Objective: Please give the entries again in full and exactly, without any picture.

Stored records:
------------------------------------------------------------

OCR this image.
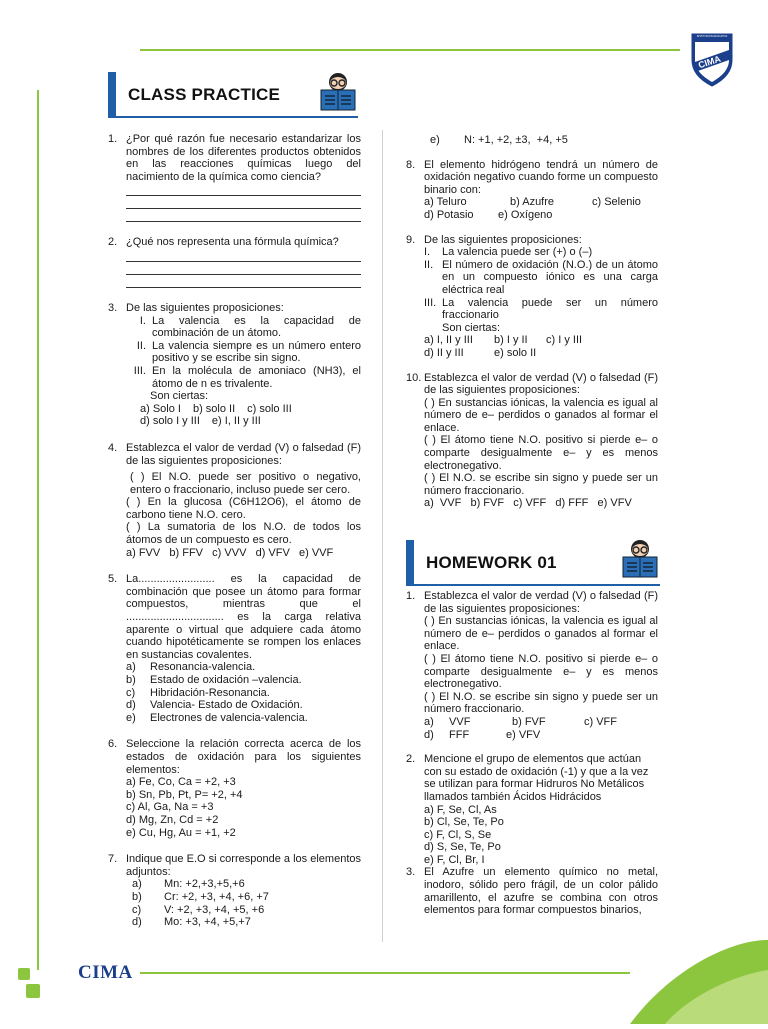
INSTITUCIÓN EDUCATIVA
CIMA
CIMA
CLASS PRACTICE
1. ¿Por qué razón fue necesario estandarizar los nombres de los diferentes productos obtenidos en las reacciones químicas luego del nacimiento de la química como ciencia?
2. ¿Qué nos representa una fórmula química?
3. De las siguientes proposiciones:
I. La valencia es la capacidad de combinación de un átomo.
II. La valencia siempre es un número entero positivo y se escribe sin signo.
III. En la molécula de amoniaco (NH3), el átomo de n es trivalente.
Son ciertas:
a) Solo I b) solo II c) solo III
d) solo I y III e) I, II y III
4. Establezca el valor de verdad (V) o falsedad (F) de las siguientes proposiciones:
( ) El N.O. puede ser positivo o negativo, entero o fraccionario, incluso puede ser cero.
( ) En la glucosa (C6H12O6), el átomo de carbono tiene N.O. cero.
( ) La sumatoria de los N.O. de todos los átomos de un compuesto es cero.
a) FVV   b) FFV   c) VVV   d) VFV   e) VVF
5. La......................... es la capacidad de combinación que posee un átomo para formar compuestos, mientras que el ................................ es la carga relativa aparente o virtual que adquiere cada átomo cuando hipotéticamente se rompen los enlaces en sustancias covalentes.
a)	Resonancia-valencia.
b)	Estado de oxidación –valencia.
c)	Hibridación-Resonancia.
d)	Valencia- Estado de Oxidación.
e)	Electrones de valencia-valencia.
6. Seleccione la relación correcta acerca de los estados de oxidación para los siguientes elementos:
a) Fe, Co, Ca = +2, +3
b) Sn, Pb, Pt, P= +2, +4
c) Al, Ga, Na = +3
d) Mg, Zn, Cd = +2
e) Cu, Hg, Au = +1, +2
7. Indique que E.O si corresponde a los elementos adjuntos:
a)	Mn: +2,+3,+5,+6
b)	Cr: +2, +3, +4, +6, +7
c)	V: +2, +3, +4, +5, +6
d)	Mo: +3, +4, +5,+7
e)	N: +1, +2, ±3,  +4, +5
8. El elemento hidrógeno tendrá un número de oxidación negativo cuando forme un compuesto binario con:
a) Teluro	b) Azufre	c) Selenio
d) Potasio	e) Oxígeno
9. De las siguientes proposiciones:
I.	La valencia puede ser (+) o (–)
II. El número de oxidación (N.O.) de un átomo en un compuesto iónico es una carga eléctrica real
III. La valencia puede ser un número fraccionario
Son ciertas:
a) I, II y III	b) I y II	c) I y III
d) II y III	e) solo II
10. Establezca el valor de verdad (V) o falsedad (F) de las siguientes proposiciones:
( ) En sustancias iónicas, la valencia es igual al número de e– perdidos o ganados al formar el enlace.
( ) El átomo tiene N.O. positivo si pierde e– o comparte desigualmente e– y es menos electronegativo.
( ) El N.O. se escribe sin signo y puede ser un número fraccionario.
a)  VVF   b) FVF   c) VFF   d) FFF   e) VFV
HOMEWORK 01
1. Establezca el valor de verdad (V) o falsedad (F) de las siguientes proposiciones:
( ) En sustancias iónicas, la valencia es igual al número de e– perdidos o ganados al formar el enlace.
( ) El átomo tiene N.O. positivo si pierde e– o comparte desigualmente e– y es menos electronegativo.
( ) El N.O. se escribe sin signo y puede ser un número fraccionario.
a)     VVF	b) FVF	c) VFF
d)     FFF	e) VFV
2. Mencione el grupo de elementos que actúan con su estado de oxidación (-1) y que a la vez se utilizan para formar Hidruros No Metálicos llamados también Ácidos Hidrácidos
a) F, Se, Cl, As
b) Cl, Se, Te, Po
c) F, Cl, S, Se
d) S, Se, Te, Po
e) F, Cl, Br, I
3. El Azufre un elemento químico no metal, inodoro, sólido pero frágil, de un color pálido amarillento, el azufre se combina con otros elementos para formar compuestos binarios,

------------------------------------------------------------

Solution for this problem:
OCR this image.
INSTITUCIÓN EDUCATIVA
CIMA
CIMA
CLASS PRACTICE
1. ¿Por qué razón fue necesario estandarizar los nombres de los diferentes productos obtenidos en las reacciones químicas luego del nacimiento de la química como ciencia?
2. ¿Qué nos representa una fórmula química?
3. De las siguientes proposiciones:
I. La valencia es la capacidad de combinación de un átomo.
II. La valencia siempre es un número entero positivo y se escribe sin signo.
III. En la molécula de amoniaco (NH3), el átomo de n es trivalente.
Son ciertas:
a) Solo I b) solo II c) solo III
d) solo I y III e) I, II y III
4. Establezca el valor de verdad (V) o falsedad (F) de las siguientes proposiciones:
( ) El N.O. puede ser positivo o negativo, entero o fraccionario, incluso puede ser cero.
( ) En la glucosa (C6H12O6), el átomo de carbono tiene N.O. cero.
( ) La sumatoria de los N.O. de todos los átomos de un compuesto es cero.
a) FVV   b) FFV   c) VVV   d) VFV   e) VVF
5. La......................... es la capacidad de combinación que posee un átomo para formar compuestos, mientras que el ................................ es la carga relativa aparente o virtual que adquiere cada átomo cuando hipotéticamente se rompen los enlaces en sustancias covalentes.
a)	Resonancia-valencia.
b)	Estado de oxidación –valencia.
c)	Hibridación-Resonancia.
d)	Valencia- Estado de Oxidación.
e)	Electrones de valencia-valencia.
6. Seleccione la relación correcta acerca de los estados de oxidación para los siguientes elementos:
a) Fe, Co, Ca = +2, +3
b) Sn, Pb, Pt, P= +2, +4
c) Al, Ga, Na = +3
d) Mg, Zn, Cd = +2
e) Cu, Hg, Au = +1, +2
7. Indique que E.O si corresponde a los elementos adjuntos:
a)	Mn: +2,+3,+5,+6
b)	Cr: +2, +3, +4, +6, +7
c)	V: +2, +3, +4, +5, +6
d)	Mo: +3, +4, +5,+7
e)	N: +1, +2, ±3,  +4, +5
8. El elemento hidrógeno tendrá un número de oxidación negativo cuando forme un compuesto binario con:
a) Teluro	b) Azufre	c) Selenio
d) Potasio	e) Oxígeno
9. De las siguientes proposiciones:
I.	La valencia puede ser (+) o (–)
II. El número de oxidación (N.O.) de un átomo en un compuesto iónico es una carga eléctrica real
III. La valencia puede ser un número fraccionario
Son ciertas:
a) I, II y III	b) I y II	c) I y III
d) II y III	e) solo II
10. Establezca el valor de verdad (V) o falsedad (F) de las siguientes proposiciones:
( ) En sustancias iónicas, la valencia es igual al número de e– perdidos o ganados al formar el enlace.
( ) El átomo tiene N.O. positivo si pierde e– o comparte desigualmente e– y es menos electronegativo.
( ) El N.O. se escribe sin signo y puede ser un número fraccionario.
a)  VVF   b) FVF   c) VFF   d) FFF   e) VFV
HOMEWORK 01
1. Establezca el valor de verdad (V) o falsedad (F) de las siguientes proposiciones:
( ) En sustancias iónicas, la valencia es igual al número de e– perdidos o ganados al formar el enlace.
( ) El átomo tiene N.O. positivo si pierde e– o comparte desigualmente e– y es menos electronegativo.
( ) El N.O. se escribe sin signo y puede ser un número fraccionario.
a)     VVF	b) FVF	c) VFF
d)     FFF	e) VFV
2. Mencione el grupo de elementos que actúan con su estado de oxidación (-1) y que a la vez se utilizan para formar Hidruros No Metálicos llamados también Ácidos Hidrácidos
a) F, Se, Cl, As
b) Cl, Se, Te, Po
c) F, Cl, S, Se
d) S, Se, Te, Po
e) F, Cl, Br, I
3. El Azufre un elemento químico no metal, inodoro, sólido pero frágil, de un color pálido amarillento, el azufre se combina con otros elementos para formar compuestos binarios,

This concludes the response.